EXERCISE DETAILS — Report, word for word, every line of the material that contains "center".

GIVEN RECORDS —
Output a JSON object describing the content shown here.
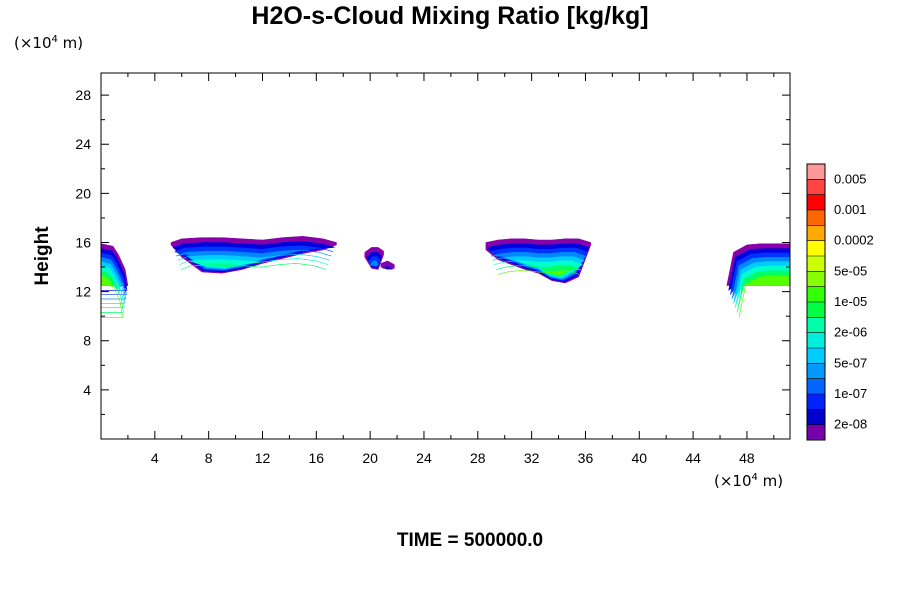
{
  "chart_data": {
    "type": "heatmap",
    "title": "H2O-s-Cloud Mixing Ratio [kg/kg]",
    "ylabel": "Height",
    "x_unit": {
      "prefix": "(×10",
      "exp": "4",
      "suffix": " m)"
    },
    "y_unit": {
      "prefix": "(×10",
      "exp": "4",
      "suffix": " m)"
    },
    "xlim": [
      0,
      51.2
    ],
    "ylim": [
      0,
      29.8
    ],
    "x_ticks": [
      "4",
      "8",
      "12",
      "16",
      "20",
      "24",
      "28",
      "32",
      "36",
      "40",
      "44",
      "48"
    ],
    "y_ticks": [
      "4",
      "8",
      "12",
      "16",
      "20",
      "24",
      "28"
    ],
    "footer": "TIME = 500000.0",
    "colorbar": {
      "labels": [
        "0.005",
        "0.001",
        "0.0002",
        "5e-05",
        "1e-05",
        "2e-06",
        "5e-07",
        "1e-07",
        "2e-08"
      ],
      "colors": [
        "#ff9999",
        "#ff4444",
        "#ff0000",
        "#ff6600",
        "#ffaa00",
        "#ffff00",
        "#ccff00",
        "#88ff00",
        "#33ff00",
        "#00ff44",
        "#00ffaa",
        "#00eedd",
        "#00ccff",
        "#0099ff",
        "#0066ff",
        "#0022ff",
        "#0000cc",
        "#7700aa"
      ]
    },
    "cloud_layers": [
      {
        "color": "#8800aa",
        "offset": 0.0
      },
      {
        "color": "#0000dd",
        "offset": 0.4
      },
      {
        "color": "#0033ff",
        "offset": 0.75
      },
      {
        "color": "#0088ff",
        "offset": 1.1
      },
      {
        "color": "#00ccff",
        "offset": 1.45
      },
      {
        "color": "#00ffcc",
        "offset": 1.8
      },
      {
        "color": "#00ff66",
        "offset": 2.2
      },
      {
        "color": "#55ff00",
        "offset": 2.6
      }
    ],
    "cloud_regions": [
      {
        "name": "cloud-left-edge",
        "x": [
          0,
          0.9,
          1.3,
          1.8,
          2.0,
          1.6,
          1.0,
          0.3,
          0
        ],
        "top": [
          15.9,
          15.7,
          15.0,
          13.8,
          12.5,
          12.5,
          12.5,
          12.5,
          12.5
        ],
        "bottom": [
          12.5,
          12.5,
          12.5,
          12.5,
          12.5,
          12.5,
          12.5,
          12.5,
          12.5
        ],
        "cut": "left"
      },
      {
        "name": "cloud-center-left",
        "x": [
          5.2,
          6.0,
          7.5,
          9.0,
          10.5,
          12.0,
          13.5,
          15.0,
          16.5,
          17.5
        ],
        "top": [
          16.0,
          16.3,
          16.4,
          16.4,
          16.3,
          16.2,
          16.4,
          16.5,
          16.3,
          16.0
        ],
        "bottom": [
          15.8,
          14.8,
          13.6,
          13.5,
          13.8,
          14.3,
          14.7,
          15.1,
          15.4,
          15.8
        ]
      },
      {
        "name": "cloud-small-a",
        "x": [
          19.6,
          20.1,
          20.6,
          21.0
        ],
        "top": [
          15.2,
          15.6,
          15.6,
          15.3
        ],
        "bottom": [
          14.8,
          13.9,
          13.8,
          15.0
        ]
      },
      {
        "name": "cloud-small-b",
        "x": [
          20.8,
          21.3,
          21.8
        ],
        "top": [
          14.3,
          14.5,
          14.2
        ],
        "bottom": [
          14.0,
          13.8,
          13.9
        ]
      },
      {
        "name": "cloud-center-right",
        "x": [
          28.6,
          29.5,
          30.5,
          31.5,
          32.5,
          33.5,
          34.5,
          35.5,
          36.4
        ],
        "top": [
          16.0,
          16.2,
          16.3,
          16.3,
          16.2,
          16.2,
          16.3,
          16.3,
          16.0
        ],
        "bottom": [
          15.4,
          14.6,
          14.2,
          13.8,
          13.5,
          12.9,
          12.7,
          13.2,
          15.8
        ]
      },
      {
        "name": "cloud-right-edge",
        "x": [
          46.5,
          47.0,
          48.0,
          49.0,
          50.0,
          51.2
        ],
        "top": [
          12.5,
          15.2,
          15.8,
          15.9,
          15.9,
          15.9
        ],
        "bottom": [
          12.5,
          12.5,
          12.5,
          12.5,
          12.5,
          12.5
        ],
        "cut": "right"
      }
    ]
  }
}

==

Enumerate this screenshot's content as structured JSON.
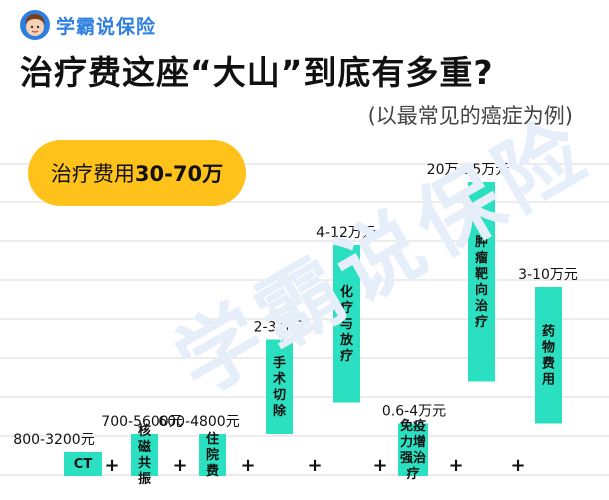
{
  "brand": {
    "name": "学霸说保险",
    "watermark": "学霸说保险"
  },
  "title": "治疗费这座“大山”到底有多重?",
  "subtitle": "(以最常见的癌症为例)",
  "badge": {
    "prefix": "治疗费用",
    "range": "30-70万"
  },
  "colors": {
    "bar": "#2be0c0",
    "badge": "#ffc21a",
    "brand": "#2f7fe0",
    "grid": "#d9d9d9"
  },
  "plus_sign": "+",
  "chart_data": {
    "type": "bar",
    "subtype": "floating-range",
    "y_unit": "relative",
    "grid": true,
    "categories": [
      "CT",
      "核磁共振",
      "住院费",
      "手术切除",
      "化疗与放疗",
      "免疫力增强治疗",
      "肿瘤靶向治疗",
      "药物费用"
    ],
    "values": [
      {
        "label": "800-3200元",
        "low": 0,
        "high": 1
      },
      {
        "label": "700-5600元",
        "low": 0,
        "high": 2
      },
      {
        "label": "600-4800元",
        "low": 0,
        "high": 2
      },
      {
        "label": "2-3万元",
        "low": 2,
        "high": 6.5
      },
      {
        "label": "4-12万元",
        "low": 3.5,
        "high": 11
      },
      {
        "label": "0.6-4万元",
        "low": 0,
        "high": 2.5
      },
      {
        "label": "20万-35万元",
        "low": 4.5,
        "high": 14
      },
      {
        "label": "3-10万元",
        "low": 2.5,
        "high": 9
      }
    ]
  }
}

REPLY TO THE EXERCISE —
        "name": "cloud-center-left",
        "name": "cloud-center-right",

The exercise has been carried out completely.